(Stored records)
· · · · ·

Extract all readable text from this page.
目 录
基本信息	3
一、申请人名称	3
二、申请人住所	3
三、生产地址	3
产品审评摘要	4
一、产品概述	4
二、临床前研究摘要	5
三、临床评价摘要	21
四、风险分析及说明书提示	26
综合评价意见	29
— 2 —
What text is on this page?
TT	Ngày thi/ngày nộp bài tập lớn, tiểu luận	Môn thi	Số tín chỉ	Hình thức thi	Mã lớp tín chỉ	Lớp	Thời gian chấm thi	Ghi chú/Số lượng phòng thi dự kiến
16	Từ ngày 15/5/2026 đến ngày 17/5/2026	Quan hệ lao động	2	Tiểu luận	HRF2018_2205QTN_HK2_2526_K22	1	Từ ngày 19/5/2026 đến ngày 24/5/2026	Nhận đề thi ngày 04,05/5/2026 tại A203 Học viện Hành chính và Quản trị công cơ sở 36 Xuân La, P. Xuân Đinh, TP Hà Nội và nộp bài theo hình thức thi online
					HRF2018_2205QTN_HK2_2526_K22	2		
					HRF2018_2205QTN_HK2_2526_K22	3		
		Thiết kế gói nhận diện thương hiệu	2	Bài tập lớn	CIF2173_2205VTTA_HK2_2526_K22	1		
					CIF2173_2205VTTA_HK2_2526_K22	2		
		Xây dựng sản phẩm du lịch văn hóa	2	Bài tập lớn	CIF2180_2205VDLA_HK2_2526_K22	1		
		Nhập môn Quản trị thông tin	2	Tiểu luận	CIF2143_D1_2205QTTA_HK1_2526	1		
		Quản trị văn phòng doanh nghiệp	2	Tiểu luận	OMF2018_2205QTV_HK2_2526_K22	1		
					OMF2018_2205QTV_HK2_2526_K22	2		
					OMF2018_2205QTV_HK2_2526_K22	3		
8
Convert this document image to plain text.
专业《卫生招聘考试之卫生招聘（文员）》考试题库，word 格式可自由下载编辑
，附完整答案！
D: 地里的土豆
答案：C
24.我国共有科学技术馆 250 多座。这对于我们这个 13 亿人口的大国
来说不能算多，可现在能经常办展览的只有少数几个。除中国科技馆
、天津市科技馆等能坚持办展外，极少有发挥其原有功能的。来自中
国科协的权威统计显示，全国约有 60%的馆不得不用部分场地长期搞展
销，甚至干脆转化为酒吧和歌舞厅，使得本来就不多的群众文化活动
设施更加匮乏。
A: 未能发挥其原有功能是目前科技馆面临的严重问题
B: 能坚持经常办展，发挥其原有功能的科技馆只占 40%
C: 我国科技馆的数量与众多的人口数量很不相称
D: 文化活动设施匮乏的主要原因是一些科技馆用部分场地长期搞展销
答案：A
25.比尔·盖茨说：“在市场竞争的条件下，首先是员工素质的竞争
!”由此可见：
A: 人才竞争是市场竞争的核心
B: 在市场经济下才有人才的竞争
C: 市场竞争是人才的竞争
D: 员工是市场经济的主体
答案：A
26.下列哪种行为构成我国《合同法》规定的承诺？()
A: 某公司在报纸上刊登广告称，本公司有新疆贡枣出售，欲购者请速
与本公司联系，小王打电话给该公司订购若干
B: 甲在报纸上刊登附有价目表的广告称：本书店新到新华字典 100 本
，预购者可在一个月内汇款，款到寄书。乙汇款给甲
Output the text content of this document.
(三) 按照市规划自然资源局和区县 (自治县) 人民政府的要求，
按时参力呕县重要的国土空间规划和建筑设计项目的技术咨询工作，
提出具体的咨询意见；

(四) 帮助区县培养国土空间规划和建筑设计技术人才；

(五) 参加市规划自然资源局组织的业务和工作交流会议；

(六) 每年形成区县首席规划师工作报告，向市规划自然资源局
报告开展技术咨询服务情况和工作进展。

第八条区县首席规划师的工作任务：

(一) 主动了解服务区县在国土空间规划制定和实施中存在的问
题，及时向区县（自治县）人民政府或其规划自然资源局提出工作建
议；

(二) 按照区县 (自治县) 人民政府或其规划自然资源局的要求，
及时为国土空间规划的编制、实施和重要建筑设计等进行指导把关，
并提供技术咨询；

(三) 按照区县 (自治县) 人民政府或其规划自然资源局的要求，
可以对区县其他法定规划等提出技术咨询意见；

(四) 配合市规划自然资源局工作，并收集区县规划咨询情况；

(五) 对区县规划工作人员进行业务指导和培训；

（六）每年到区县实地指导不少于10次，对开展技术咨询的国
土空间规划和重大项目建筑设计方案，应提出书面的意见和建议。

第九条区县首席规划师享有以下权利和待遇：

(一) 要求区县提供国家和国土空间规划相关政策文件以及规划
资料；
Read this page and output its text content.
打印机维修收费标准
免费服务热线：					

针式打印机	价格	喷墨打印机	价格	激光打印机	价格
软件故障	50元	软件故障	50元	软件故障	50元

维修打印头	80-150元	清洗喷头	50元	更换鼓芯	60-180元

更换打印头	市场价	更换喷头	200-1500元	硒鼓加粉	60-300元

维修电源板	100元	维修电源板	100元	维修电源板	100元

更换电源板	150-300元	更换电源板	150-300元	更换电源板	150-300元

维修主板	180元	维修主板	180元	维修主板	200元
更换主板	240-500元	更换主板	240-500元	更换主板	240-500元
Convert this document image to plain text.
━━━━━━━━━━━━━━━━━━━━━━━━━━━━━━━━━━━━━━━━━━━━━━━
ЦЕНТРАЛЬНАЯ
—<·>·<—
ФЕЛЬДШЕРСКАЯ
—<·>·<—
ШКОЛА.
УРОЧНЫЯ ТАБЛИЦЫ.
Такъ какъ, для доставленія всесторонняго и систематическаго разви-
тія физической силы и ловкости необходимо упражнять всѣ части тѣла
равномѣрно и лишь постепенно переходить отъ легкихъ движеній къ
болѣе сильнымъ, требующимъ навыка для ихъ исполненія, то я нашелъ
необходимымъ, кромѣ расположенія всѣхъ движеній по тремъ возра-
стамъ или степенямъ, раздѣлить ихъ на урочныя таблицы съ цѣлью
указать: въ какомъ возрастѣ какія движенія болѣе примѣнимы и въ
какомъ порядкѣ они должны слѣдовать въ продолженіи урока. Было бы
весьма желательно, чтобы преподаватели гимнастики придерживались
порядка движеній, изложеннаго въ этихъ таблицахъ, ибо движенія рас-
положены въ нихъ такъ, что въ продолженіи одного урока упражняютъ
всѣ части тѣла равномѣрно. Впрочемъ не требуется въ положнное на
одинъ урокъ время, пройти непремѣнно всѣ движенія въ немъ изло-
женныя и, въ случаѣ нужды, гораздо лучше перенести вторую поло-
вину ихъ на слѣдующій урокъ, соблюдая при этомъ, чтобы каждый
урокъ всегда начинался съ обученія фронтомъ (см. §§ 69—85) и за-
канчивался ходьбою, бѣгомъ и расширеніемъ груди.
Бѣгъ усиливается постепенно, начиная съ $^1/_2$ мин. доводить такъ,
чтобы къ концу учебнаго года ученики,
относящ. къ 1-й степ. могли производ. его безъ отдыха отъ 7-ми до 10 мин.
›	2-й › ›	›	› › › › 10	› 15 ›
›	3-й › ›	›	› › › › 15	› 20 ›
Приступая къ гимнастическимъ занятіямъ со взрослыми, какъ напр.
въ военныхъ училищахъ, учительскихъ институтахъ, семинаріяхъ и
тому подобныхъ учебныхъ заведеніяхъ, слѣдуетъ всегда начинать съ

· · · · ·

WHAT YOU HAVE TO DO -
Copy each line of the data above that holds "тѣла".

EXERCISE ANSWER -
тія физической силы и ловкости необходимо упражнять всѣ части тѣла
всѣ части тѣла равномѣрно. Впрочемъ не требуется въ положнное на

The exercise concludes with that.